Copy the entries below word for word, keeping every line and its numbers unchanged.

** begin **

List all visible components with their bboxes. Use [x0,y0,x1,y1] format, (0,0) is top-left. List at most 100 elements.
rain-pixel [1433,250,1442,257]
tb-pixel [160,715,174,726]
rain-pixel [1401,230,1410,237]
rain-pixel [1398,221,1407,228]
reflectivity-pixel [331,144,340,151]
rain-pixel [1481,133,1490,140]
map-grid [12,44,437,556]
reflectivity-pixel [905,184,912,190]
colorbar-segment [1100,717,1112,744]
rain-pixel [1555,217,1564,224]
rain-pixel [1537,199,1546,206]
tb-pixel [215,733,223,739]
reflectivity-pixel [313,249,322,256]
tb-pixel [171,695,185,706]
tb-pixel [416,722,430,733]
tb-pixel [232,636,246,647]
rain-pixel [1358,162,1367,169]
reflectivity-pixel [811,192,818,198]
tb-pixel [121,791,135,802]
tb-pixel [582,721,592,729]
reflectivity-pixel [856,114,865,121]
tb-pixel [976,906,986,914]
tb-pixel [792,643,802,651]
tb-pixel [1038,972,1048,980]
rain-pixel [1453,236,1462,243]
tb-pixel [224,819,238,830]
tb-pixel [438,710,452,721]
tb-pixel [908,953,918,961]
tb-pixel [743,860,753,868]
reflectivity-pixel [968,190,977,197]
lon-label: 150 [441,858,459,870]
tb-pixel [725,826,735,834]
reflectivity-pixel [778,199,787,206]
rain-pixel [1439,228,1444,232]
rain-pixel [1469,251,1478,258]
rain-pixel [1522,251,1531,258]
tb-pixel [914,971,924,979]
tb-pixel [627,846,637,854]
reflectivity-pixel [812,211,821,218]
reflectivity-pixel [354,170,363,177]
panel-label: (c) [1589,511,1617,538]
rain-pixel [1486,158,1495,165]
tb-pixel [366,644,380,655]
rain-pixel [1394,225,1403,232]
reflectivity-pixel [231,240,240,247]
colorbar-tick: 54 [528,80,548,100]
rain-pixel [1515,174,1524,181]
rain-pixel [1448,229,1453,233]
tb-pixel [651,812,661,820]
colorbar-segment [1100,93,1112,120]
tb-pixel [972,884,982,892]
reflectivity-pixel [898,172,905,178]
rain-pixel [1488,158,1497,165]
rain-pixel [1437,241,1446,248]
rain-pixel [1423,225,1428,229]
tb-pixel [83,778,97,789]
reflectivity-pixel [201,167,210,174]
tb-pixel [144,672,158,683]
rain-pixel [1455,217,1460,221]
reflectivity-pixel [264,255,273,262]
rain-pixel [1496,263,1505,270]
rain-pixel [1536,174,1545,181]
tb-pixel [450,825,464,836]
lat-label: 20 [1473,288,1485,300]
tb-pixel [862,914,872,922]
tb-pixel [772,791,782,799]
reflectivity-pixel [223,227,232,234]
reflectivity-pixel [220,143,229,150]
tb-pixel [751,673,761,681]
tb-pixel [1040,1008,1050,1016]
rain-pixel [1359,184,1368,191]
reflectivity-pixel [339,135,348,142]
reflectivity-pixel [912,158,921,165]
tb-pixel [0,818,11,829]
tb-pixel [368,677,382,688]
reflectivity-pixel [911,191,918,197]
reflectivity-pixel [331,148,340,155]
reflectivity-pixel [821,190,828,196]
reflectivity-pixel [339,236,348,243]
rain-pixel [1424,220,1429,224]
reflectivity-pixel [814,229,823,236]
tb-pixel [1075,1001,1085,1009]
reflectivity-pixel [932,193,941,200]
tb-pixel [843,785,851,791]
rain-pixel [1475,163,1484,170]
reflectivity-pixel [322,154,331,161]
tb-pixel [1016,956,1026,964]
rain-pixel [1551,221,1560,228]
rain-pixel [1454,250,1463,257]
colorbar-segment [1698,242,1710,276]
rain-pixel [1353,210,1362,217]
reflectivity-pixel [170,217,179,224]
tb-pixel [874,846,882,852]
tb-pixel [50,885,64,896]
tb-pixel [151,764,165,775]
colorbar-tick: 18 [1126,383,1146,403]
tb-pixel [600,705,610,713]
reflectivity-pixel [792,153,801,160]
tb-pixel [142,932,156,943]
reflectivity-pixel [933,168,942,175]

** end **

■ **SOLVED EXERCISE**:
List all visible components with their bboxes. Use [x0,y0,x1,y1] format, (0,0) is top-left. List at most 100 elements.
rain-pixel [1433,250,1442,257]
tb-pixel [160,715,174,726]
rain-pixel [1401,230,1410,237]
rain-pixel [1398,221,1407,228]
reflectivity-pixel [331,144,340,151]
rain-pixel [1481,133,1490,140]
map-grid [12,44,437,556]
reflectivity-pixel [905,184,912,190]
colorbar-segment [1100,717,1112,744]
rain-pixel [1555,217,1564,224]
rain-pixel [1537,199,1546,206]
tb-pixel [215,733,223,739]
reflectivity-pixel [313,249,322,256]
tb-pixel [171,695,185,706]
tb-pixel [416,722,430,733]
tb-pixel [232,636,246,647]
rain-pixel [1358,162,1367,169]
reflectivity-pixel [811,192,818,198]
tb-pixel [121,791,135,802]
tb-pixel [582,721,592,729]
reflectivity-pixel [856,114,865,121]
tb-pixel [976,906,986,914]
tb-pixel [792,643,802,651]
tb-pixel [1038,972,1048,980]
rain-pixel [1453,236,1462,243]
tb-pixel [224,819,238,830]
tb-pixel [438,710,452,721]
tb-pixel [908,953,918,961]
tb-pixel [743,860,753,868]
reflectivity-pixel [968,190,977,197]
lon-label: 150 [441,858,459,870]
tb-pixel [725,826,735,834]
reflectivity-pixel [778,199,787,206]
rain-pixel [1439,228,1444,232]
rain-pixel [1469,251,1478,258]
rain-pixel [1522,251,1531,258]
tb-pixel [914,971,924,979]
tb-pixel [627,846,637,854]
reflectivity-pixel [812,211,821,218]
reflectivity-pixel [354,170,363,177]
panel-label: (c) [1589,511,1617,538]
rain-pixel [1486,158,1495,165]
tb-pixel [366,644,380,655]
rain-pixel [1394,225,1403,232]
reflectivity-pixel [231,240,240,247]
colorbar-tick: 54 [528,80,548,100]
rain-pixel [1515,174,1524,181]
rain-pixel [1448,229,1453,233]
tb-pixel [651,812,661,820]
colorbar-segment [1100,93,1112,120]
tb-pixel [972,884,982,892]
reflectivity-pixel [898,172,905,178]
rain-pixel [1488,158,1497,165]
rain-pixel [1437,241,1446,248]
rain-pixel [1423,225,1428,229]
tb-pixel [83,778,97,789]
reflectivity-pixel [201,167,210,174]
tb-pixel [144,672,158,683]
rain-pixel [1455,217,1460,221]
reflectivity-pixel [264,255,273,262]
rain-pixel [1496,263,1505,270]
rain-pixel [1536,174,1545,181]
tb-pixel [450,825,464,836]
lat-label: 20 [1473,288,1485,300]
tb-pixel [862,914,872,922]
tb-pixel [772,791,782,799]
reflectivity-pixel [223,227,232,234]
reflectivity-pixel [220,143,229,150]
tb-pixel [751,673,761,681]
tb-pixel [1040,1008,1050,1016]
rain-pixel [1359,184,1368,191]
reflectivity-pixel [339,135,348,142]
reflectivity-pixel [912,158,921,165]
tb-pixel [0,818,11,829]
tb-pixel [368,677,382,688]
reflectivity-pixel [911,191,918,197]
reflectivity-pixel [331,148,340,155]
reflectivity-pixel [821,190,828,196]
reflectivity-pixel [339,236,348,243]
rain-pixel [1424,220,1429,224]
reflectivity-pixel [814,229,823,236]
tb-pixel [1075,1001,1085,1009]
reflectivity-pixel [932,193,941,200]
tb-pixel [843,785,851,791]
rain-pixel [1475,163,1484,170]
reflectivity-pixel [322,154,331,161]
tb-pixel [1016,956,1026,964]
rain-pixel [1551,221,1560,228]
rain-pixel [1454,250,1463,257]
colorbar-segment [1698,242,1710,276]
rain-pixel [1353,210,1362,217]
reflectivity-pixel [170,217,179,224]
tb-pixel [874,846,882,852]
tb-pixel [50,885,64,896]
tb-pixel [151,764,165,775]
colorbar-tick: 18 [1126,383,1146,403]
tb-pixel [600,705,610,713]
reflectivity-pixel [792,153,801,160]
tb-pixel [142,932,156,943]
reflectivity-pixel [933,168,942,175]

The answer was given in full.